The clinical evaluation report is not a one-time document produced for CE marking and then filed away. Under MDR Article 61(11), the clinical evaluation and its documentation shall be updated throughout the life cycle of the device with clinical data obtained from the implementation of the manufacturer's post-market clinical follow-up plan under Annex XIV Part B and the post-market surveillance plan under Article 84. For Class III devices and implantable devices, the CER must be updated at least annually with the PMCF data. For lower-risk devices, the cadence is defined in the PMS and PMCF plans and must be proportionate to the risk and novelty of the device. Updates are also triggered by specific events — new safety signals, complaints, literature findings, and vigilance data — not only by the calendar.
By Tibor Zechmeister and Felix Lenhard. Last updated 10 April 2026.
TL;DR
- MDR Article 61(11) is the legal basis for CER updates. It requires the clinical evaluation and its documentation to be updated throughout the life cycle of the device with data from the PMCF plan under Annex XIV Part B and the PMS plan under Article 84.
- For Class III and implantable devices, Article 61(11) requires the CER to be updated at least annually. For Class IIa and IIb, the cadence is defined in the PMS and PMCF plans and justified by risk and novelty. For Class I, the update sits inside the PMS report cycle under Article 85.
- The CER is also updated on triggers, not only on the calendar. New safety signals from vigilance, new literature that changes the state of the art, complaint clusters, PMCF findings that contradict the prior conclusion, and changes to the device or its intended purpose all force an unscheduled update.
- The update is a documented process, not a one-line note. The updated CER rolls the new clinical data through the four-stage data treatment — scoping, identification, appraisal, analysis — and produces a revised benefit-risk determination and a revised GSPR traceability.
- The CER update feeds the PSUR under Article 86 for Class IIa, IIb, and III devices, and the PMS report under Article 85 for Class I devices. MDCG 2025-10 (December 2025) is the current operational guidance on how the PMS system produces the data that drives the CER update.
Why the CER is a lifecycle document, not a snapshot
Founders reading MDR for the first time often treat the clinical evaluation report as a hurdle to clear for CE marking. Write it, ship it, get the certificate, move on. That reading produces a file that passes the first Notified Body review and then slowly rots on a shared drive until the next surveillance audit surfaces the problem.

WHAT YOU WILL DO: According to the text on clinical evaluation report updates, how often must the report be updated for Class III and implantable devices?

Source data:

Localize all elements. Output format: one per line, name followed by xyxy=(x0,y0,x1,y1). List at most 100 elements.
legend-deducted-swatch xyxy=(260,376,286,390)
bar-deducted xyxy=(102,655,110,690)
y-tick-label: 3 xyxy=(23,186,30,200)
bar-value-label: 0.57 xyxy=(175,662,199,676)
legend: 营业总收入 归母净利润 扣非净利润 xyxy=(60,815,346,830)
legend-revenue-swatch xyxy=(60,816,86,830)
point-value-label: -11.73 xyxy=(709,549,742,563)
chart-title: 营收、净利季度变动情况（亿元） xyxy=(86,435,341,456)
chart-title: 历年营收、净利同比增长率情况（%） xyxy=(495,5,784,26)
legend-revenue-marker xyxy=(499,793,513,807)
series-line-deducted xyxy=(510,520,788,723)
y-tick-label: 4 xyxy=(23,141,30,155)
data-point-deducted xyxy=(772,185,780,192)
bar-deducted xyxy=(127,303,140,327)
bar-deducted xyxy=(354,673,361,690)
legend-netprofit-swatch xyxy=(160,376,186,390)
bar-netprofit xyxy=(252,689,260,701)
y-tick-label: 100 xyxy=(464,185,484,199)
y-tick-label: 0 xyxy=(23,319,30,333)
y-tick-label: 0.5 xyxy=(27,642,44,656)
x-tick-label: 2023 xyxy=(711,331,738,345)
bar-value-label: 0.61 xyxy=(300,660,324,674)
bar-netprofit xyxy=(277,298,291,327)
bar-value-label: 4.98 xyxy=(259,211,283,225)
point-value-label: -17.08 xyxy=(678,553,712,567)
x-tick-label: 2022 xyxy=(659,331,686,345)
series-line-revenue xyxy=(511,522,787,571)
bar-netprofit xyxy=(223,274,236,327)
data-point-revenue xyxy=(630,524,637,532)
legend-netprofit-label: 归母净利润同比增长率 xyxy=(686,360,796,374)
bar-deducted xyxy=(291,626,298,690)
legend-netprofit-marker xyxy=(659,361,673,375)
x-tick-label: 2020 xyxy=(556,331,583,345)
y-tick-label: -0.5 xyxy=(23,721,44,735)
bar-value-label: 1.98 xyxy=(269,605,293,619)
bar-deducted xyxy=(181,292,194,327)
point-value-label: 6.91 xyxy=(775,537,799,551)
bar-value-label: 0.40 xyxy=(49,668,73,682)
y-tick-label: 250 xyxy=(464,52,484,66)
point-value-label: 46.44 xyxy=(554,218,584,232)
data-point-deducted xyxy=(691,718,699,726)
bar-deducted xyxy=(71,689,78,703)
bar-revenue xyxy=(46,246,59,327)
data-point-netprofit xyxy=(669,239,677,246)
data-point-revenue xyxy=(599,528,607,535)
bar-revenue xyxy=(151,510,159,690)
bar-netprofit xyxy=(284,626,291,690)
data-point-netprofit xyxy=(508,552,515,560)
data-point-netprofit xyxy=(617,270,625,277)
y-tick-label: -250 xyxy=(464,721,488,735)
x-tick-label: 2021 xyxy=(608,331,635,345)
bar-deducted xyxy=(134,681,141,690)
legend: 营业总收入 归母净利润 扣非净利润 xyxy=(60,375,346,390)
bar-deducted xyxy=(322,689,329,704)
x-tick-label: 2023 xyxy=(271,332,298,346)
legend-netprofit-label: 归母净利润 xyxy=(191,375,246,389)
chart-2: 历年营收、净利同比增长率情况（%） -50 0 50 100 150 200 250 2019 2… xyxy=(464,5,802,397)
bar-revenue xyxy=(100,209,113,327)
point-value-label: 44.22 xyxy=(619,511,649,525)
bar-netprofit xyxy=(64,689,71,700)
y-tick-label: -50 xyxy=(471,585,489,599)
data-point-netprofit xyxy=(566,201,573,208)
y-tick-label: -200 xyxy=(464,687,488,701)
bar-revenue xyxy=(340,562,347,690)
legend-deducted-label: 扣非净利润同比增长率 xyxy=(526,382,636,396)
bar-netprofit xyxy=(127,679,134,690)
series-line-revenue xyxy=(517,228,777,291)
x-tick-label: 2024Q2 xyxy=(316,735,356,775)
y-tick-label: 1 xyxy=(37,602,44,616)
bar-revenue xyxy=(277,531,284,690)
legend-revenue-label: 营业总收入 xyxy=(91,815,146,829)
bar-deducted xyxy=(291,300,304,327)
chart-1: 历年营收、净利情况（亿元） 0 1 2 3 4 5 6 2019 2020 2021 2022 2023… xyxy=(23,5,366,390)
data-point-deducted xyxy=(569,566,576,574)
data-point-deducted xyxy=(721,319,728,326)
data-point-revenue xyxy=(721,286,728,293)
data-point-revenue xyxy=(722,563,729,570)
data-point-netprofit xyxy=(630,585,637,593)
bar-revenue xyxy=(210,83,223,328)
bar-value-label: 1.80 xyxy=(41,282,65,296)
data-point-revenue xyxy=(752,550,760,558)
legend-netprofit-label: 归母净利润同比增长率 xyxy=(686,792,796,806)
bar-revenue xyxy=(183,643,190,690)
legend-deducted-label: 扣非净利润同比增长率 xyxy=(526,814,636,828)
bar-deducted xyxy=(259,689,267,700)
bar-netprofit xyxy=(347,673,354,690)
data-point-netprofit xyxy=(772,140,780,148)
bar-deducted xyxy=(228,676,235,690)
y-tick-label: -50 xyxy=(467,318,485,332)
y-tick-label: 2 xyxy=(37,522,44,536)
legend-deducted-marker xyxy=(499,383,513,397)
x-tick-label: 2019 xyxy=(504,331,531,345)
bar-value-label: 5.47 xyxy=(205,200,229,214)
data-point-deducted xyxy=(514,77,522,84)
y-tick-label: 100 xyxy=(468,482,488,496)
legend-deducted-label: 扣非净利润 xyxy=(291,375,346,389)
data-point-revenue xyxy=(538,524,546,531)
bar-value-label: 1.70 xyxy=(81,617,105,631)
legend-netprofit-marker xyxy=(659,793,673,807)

EXERCISE RESULT: At least annually, with the PMCF data.